** Start Available data **

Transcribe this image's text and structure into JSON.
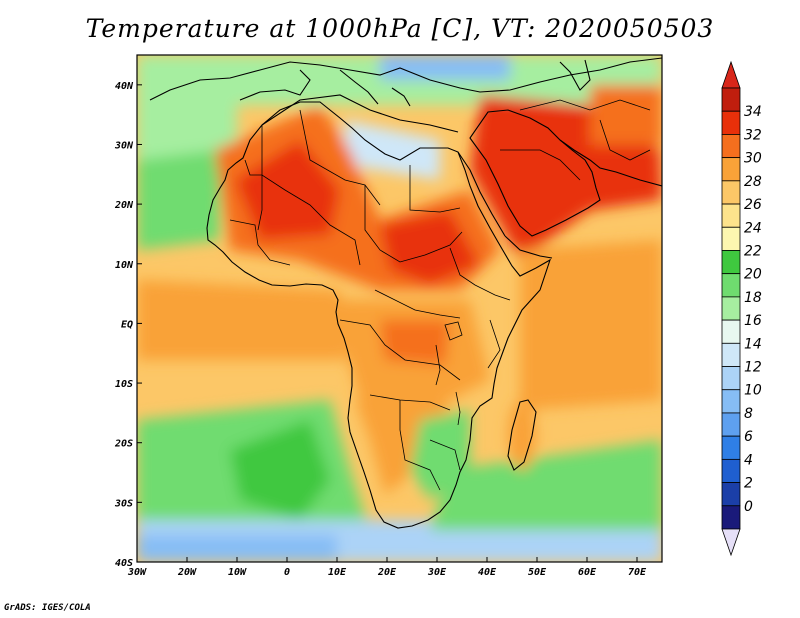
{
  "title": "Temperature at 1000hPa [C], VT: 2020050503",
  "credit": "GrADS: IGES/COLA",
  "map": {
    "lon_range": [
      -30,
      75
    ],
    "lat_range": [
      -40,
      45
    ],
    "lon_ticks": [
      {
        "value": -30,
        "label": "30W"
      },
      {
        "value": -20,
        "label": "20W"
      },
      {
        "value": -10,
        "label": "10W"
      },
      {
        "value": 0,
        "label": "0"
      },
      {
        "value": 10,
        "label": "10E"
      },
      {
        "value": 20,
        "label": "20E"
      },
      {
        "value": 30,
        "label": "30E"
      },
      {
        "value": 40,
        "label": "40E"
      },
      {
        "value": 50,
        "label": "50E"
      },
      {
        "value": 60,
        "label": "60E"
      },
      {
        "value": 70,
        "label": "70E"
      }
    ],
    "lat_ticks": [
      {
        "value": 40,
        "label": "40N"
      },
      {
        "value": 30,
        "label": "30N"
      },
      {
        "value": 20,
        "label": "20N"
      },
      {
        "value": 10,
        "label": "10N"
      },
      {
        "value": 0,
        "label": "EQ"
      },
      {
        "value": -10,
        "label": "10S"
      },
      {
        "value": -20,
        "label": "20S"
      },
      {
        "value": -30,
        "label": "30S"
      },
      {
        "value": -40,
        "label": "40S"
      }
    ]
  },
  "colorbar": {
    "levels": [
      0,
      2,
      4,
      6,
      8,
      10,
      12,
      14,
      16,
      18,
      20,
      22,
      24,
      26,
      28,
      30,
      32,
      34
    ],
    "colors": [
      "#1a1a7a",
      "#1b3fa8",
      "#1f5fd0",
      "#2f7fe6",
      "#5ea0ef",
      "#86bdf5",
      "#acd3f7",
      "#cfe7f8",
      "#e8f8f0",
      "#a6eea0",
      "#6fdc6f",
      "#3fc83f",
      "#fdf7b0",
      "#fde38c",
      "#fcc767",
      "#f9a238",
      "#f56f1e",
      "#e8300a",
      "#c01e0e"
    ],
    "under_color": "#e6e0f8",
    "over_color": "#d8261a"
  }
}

** End Available data **

Written request: Make an exact copy of all entries above, dropping the images.

Correct result:
Transcribe this image's text and structure into JSON.
{
  "title": "Temperature at 1000hPa [C], VT: 2020050503",
  "credit": "GrADS: IGES/COLA",
  "map": {
    "lon_range": [
      -30,
      75
    ],
    "lat_range": [
      -40,
      45
    ],
    "lon_ticks": [
      {
        "value": -30,
        "label": "30W"
      },
      {
        "value": -20,
        "label": "20W"
      },
      {
        "value": -10,
        "label": "10W"
      },
      {
        "value": 0,
        "label": "0"
      },
      {
        "value": 10,
        "label": "10E"
      },
      {
        "value": 20,
        "label": "20E"
      },
      {
        "value": 30,
        "label": "30E"
      },
      {
        "value": 40,
        "label": "40E"
      },
      {
        "value": 50,
        "label": "50E"
      },
      {
        "value": 60,
        "label": "60E"
      },
      {
        "value": 70,
        "label": "70E"
      }
    ],
    "lat_ticks": [
      {
        "value": 40,
        "label": "40N"
      },
      {
        "value": 30,
        "label": "30N"
      },
      {
        "value": 20,
        "label": "20N"
      },
      {
        "value": 10,
        "label": "10N"
      },
      {
        "value": 0,
        "label": "EQ"
      },
      {
        "value": -10,
        "label": "10S"
      },
      {
        "value": -20,
        "label": "20S"
      },
      {
        "value": -30,
        "label": "30S"
      },
      {
        "value": -40,
        "label": "40S"
      }
    ]
  },
  "colorbar": {
    "levels": [
      0,
      2,
      4,
      6,
      8,
      10,
      12,
      14,
      16,
      18,
      20,
      22,
      24,
      26,
      28,
      30,
      32,
      34
    ],
    "colors": [
      "#1a1a7a",
      "#1b3fa8",
      "#1f5fd0",
      "#2f7fe6",
      "#5ea0ef",
      "#86bdf5",
      "#acd3f7",
      "#cfe7f8",
      "#e8f8f0",
      "#a6eea0",
      "#6fdc6f",
      "#3fc83f",
      "#fdf7b0",
      "#fde38c",
      "#fcc767",
      "#f9a238",
      "#f56f1e",
      "#e8300a",
      "#c01e0e"
    ],
    "under_color": "#e6e0f8",
    "over_color": "#d8261a"
  }
}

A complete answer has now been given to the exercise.